— BEGIN Dataset records —

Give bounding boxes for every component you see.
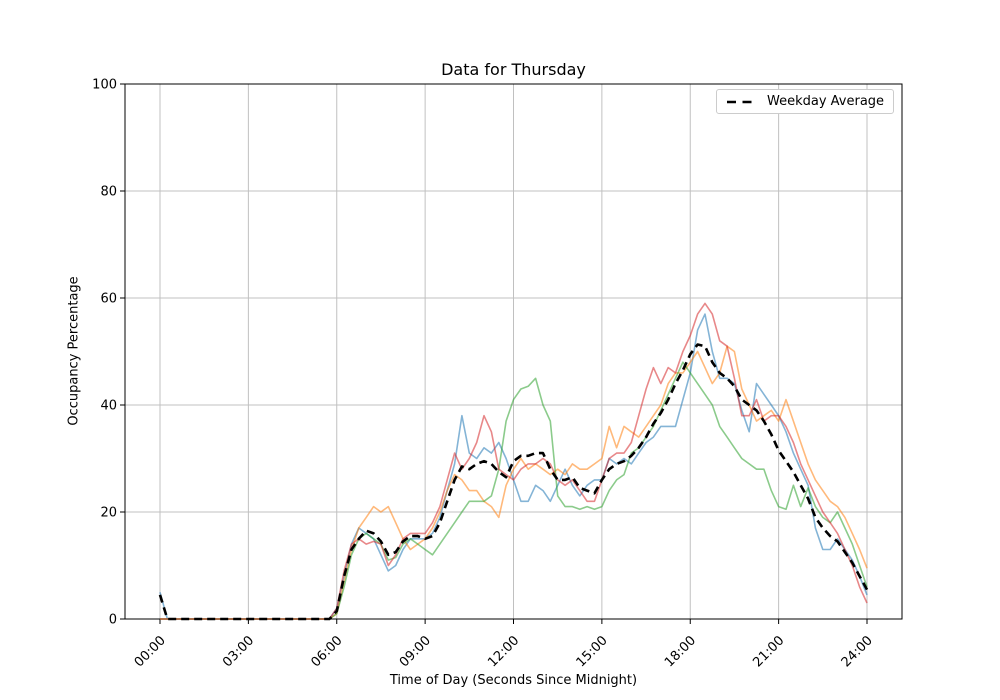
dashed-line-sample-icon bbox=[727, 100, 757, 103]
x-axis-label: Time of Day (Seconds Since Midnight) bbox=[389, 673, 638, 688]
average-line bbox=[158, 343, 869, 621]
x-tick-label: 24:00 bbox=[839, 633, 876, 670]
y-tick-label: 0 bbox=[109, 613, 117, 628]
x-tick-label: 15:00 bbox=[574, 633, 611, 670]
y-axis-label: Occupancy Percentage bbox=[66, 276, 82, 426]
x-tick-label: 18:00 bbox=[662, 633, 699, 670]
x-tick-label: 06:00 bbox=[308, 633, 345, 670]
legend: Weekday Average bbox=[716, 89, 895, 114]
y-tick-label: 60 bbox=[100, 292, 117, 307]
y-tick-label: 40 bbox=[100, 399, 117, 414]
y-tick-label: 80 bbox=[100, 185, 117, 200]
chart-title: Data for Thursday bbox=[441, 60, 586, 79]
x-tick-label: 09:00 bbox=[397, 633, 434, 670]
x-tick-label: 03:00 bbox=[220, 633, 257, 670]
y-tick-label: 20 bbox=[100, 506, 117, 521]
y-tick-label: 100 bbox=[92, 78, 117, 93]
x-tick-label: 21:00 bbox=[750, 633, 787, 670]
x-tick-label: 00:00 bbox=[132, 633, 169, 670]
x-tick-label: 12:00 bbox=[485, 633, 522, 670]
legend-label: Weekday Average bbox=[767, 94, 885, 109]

— END Dataset records —

Give the lines of the records as a numbered list, omitting blank lines and leaving out the pictures.

| Result for this exercise |
1. Give bounding boxes for every component you see.
2. dashed-line-sample-icon bbox=[727, 100, 757, 103]
3. x-axis-label: Time of Day (Seconds Since Midnight) bbox=[389, 673, 638, 688]
4. average-line bbox=[158, 343, 869, 621]
5. x-tick-label: 24:00 bbox=[839, 633, 876, 670]
6. y-tick-label: 0 bbox=[109, 613, 117, 628]
7. x-tick-label: 15:00 bbox=[574, 633, 611, 670]
8. y-axis-label: Occupancy Percentage bbox=[66, 276, 82, 426]
9. x-tick-label: 18:00 bbox=[662, 633, 699, 670]
10. x-tick-label: 06:00 bbox=[308, 633, 345, 670]
11. legend: Weekday Average bbox=[716, 89, 895, 114]
12. y-tick-label: 60 bbox=[100, 292, 117, 307]
13. y-tick-label: 40 bbox=[100, 399, 117, 414]
14. y-tick-label: 80 bbox=[100, 185, 117, 200]
15. chart-title: Data for Thursday bbox=[441, 60, 586, 79]
16. x-tick-label: 09:00 bbox=[397, 633, 434, 670]
17. x-tick-label: 03:00 bbox=[220, 633, 257, 670]
18. y-tick-label: 20 bbox=[100, 506, 117, 521]
19. y-tick-label: 100 bbox=[92, 78, 117, 93]
20. x-tick-label: 21:00 bbox=[750, 633, 787, 670]
21. x-tick-label: 00:00 bbox=[132, 633, 169, 670]
22. x-tick-label: 12:00 bbox=[485, 633, 522, 670]
23. legend-label: Weekday Average bbox=[767, 94, 885, 109]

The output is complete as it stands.